(Stored items)

■ ■ ■ ■ ■

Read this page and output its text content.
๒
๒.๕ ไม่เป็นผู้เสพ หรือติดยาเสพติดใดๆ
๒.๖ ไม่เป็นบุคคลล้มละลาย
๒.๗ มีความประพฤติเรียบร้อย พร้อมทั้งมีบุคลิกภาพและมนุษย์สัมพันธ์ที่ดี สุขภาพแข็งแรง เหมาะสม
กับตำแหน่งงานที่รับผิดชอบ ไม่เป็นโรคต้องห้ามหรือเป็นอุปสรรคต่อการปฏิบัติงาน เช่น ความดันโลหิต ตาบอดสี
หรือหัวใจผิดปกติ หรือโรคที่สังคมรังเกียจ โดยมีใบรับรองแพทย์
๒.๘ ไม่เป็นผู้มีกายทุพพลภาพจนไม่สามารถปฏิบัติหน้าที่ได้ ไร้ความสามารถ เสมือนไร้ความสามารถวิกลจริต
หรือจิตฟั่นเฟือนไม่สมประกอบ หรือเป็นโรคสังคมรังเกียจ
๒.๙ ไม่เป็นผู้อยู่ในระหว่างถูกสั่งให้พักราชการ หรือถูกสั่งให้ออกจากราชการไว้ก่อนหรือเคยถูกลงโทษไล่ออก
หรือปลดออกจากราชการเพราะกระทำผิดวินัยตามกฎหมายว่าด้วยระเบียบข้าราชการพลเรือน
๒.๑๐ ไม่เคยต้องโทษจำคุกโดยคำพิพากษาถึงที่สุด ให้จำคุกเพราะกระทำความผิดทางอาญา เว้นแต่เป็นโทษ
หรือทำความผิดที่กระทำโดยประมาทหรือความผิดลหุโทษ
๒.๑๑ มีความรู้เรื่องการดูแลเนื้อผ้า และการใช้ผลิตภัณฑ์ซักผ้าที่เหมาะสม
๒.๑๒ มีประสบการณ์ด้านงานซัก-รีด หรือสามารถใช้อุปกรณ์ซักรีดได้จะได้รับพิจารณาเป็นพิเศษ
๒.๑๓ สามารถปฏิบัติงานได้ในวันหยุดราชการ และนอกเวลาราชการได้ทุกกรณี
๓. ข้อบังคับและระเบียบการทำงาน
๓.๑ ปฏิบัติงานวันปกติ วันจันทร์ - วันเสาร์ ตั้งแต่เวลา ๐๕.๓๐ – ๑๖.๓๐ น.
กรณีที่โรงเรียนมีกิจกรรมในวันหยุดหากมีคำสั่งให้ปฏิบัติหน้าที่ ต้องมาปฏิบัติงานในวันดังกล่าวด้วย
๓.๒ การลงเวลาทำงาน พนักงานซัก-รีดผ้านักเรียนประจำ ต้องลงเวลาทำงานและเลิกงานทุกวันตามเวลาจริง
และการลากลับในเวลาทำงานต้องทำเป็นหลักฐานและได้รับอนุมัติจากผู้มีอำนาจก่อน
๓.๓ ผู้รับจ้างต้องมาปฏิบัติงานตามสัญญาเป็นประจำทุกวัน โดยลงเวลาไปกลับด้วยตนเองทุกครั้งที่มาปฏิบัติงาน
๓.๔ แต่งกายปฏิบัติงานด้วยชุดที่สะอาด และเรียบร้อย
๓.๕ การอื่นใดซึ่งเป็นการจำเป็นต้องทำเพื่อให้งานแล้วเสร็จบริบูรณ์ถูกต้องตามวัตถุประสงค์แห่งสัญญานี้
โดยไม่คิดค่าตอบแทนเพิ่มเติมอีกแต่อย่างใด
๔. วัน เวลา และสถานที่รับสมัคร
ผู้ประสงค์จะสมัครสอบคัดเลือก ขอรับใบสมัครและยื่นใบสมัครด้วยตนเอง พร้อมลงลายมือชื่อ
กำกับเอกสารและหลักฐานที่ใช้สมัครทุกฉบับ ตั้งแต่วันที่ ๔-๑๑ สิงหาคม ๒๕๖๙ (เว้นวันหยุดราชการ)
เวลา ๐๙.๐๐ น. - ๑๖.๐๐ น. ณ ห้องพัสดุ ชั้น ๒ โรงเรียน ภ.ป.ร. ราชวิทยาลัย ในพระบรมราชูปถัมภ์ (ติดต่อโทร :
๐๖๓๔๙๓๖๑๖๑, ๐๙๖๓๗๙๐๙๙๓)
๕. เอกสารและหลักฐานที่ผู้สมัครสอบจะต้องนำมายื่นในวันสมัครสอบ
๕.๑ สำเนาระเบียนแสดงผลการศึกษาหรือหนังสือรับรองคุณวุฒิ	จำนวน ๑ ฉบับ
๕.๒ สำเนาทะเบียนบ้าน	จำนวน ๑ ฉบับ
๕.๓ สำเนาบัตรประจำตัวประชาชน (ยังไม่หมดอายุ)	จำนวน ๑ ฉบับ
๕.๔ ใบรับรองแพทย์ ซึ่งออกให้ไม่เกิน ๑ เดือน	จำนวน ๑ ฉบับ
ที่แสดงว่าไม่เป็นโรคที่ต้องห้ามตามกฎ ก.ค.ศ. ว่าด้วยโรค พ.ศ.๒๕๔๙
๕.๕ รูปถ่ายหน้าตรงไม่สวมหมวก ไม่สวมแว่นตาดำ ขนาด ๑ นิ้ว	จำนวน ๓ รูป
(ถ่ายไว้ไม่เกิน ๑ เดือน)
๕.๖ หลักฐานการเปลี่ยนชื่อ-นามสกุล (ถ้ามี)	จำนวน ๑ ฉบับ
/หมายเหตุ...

■ ■ ■ ■ ■

* WHAT YOU WILL DO: Would you give the material above again, complete and exact?

* WORKED SOLUTION:
Read this page and output its text content.
๒
๒.๕ ไม่เป็นผู้เสพ หรือติดยาเสพติดใดๆ
๒.๖ ไม่เป็นบุคคลล้มละลาย
๒.๗ มีความประพฤติเรียบร้อย พร้อมทั้งมีบุคลิกภาพและมนุษย์สัมพันธ์ที่ดี สุขภาพแข็งแรง เหมาะสม
กับตำแหน่งงานที่รับผิดชอบ ไม่เป็นโรคต้องห้ามหรือเป็นอุปสรรคต่อการปฏิบัติงาน เช่น ความดันโลหิต ตาบอดสี
หรือหัวใจผิดปกติ หรือโรคที่สังคมรังเกียจ โดยมีใบรับรองแพทย์
๒.๘ ไม่เป็นผู้มีกายทุพพลภาพจนไม่สามารถปฏิบัติหน้าที่ได้ ไร้ความสามารถ เสมือนไร้ความสามารถวิกลจริต
หรือจิตฟั่นเฟือนไม่สมประกอบ หรือเป็นโรคสังคมรังเกียจ
๒.๙ ไม่เป็นผู้อยู่ในระหว่างถูกสั่งให้พักราชการ หรือถูกสั่งให้ออกจากราชการไว้ก่อนหรือเคยถูกลงโทษไล่ออก
หรือปลดออกจากราชการเพราะกระทำผิดวินัยตามกฎหมายว่าด้วยระเบียบข้าราชการพลเรือน
๒.๑๐ ไม่เคยต้องโทษจำคุกโดยคำพิพากษาถึงที่สุด ให้จำคุกเพราะกระทำความผิดทางอาญา เว้นแต่เป็นโทษ
หรือทำความผิดที่กระทำโดยประมาทหรือความผิดลหุโทษ
๒.๑๑ มีความรู้เรื่องการดูแลเนื้อผ้า และการใช้ผลิตภัณฑ์ซักผ้าที่เหมาะสม
๒.๑๒ มีประสบการณ์ด้านงานซัก-รีด หรือสามารถใช้อุปกรณ์ซักรีดได้จะได้รับพิจารณาเป็นพิเศษ
๒.๑๓ สามารถปฏิบัติงานได้ในวันหยุดราชการ และนอกเวลาราชการได้ทุกกรณี
๓. ข้อบังคับและระเบียบการทำงาน
๓.๑ ปฏิบัติงานวันปกติ วันจันทร์ - วันเสาร์ ตั้งแต่เวลา ๐๕.๓๐ – ๑๖.๓๐ น.
กรณีที่โรงเรียนมีกิจกรรมในวันหยุดหากมีคำสั่งให้ปฏิบัติหน้าที่ ต้องมาปฏิบัติงานในวันดังกล่าวด้วย
๓.๒ การลงเวลาทำงาน พนักงานซัก-รีดผ้านักเรียนประจำ ต้องลงเวลาทำงานและเลิกงานทุกวันตามเวลาจริง
และการลากลับในเวลาทำงานต้องทำเป็นหลักฐานและได้รับอนุมัติจากผู้มีอำนาจก่อน
๓.๓ ผู้รับจ้างต้องมาปฏิบัติงานตามสัญญาเป็นประจำทุกวัน โดยลงเวลาไปกลับด้วยตนเองทุกครั้งที่มาปฏิบัติงาน
๓.๔ แต่งกายปฏิบัติงานด้วยชุดที่สะอาด และเรียบร้อย
๓.๕ การอื่นใดซึ่งเป็นการจำเป็นต้องทำเพื่อให้งานแล้วเสร็จบริบูรณ์ถูกต้องตามวัตถุประสงค์แห่งสัญญานี้
โดยไม่คิดค่าตอบแทนเพิ่มเติมอีกแต่อย่างใด
๔. วัน เวลา และสถานที่รับสมัคร
ผู้ประสงค์จะสมัครสอบคัดเลือก ขอรับใบสมัครและยื่นใบสมัครด้วยตนเอง พร้อมลงลายมือชื่อ
กำกับเอกสารและหลักฐานที่ใช้สมัครทุกฉบับ ตั้งแต่วันที่ ๔-๑๑ สิงหาคม ๒๕๖๙ (เว้นวันหยุดราชการ)
เวลา ๐๙.๐๐ น. - ๑๖.๐๐ น. ณ ห้องพัสดุ ชั้น ๒ โรงเรียน ภ.ป.ร. ราชวิทยาลัย ในพระบรมราชูปถัมภ์ (ติดต่อโทร :
๐๖๓๔๙๓๖๑๖๑, ๐๙๖๓๗๙๐๙๙๓)
๕. เอกสารและหลักฐานที่ผู้สมัครสอบจะต้องนำมายื่นในวันสมัครสอบ
๕.๑ สำเนาระเบียนแสดงผลการศึกษาหรือหนังสือรับรองคุณวุฒิ	จำนวน ๑ ฉบับ
๕.๒ สำเนาทะเบียนบ้าน	จำนวน ๑ ฉบับ
๕.๓ สำเนาบัตรประจำตัวประชาชน (ยังไม่หมดอายุ)	จำนวน ๑ ฉบับ
๕.๔ ใบรับรองแพทย์ ซึ่งออกให้ไม่เกิน ๑ เดือน	จำนวน ๑ ฉบับ
ที่แสดงว่าไม่เป็นโรคที่ต้องห้ามตามกฎ ก.ค.ศ. ว่าด้วยโรค พ.ศ.๒๕๔๙
๕.๕ รูปถ่ายหน้าตรงไม่สวมหมวก ไม่สวมแว่นตาดำ ขนาด ๑ นิ้ว	จำนวน ๓ รูป
(ถ่ายไว้ไม่เกิน ๑ เดือน)
๕.๖ หลักฐานการเปลี่ยนชื่อ-นามสกุล (ถ้ามี)	จำนวน ๑ ฉบับ
/หมายเหตุ...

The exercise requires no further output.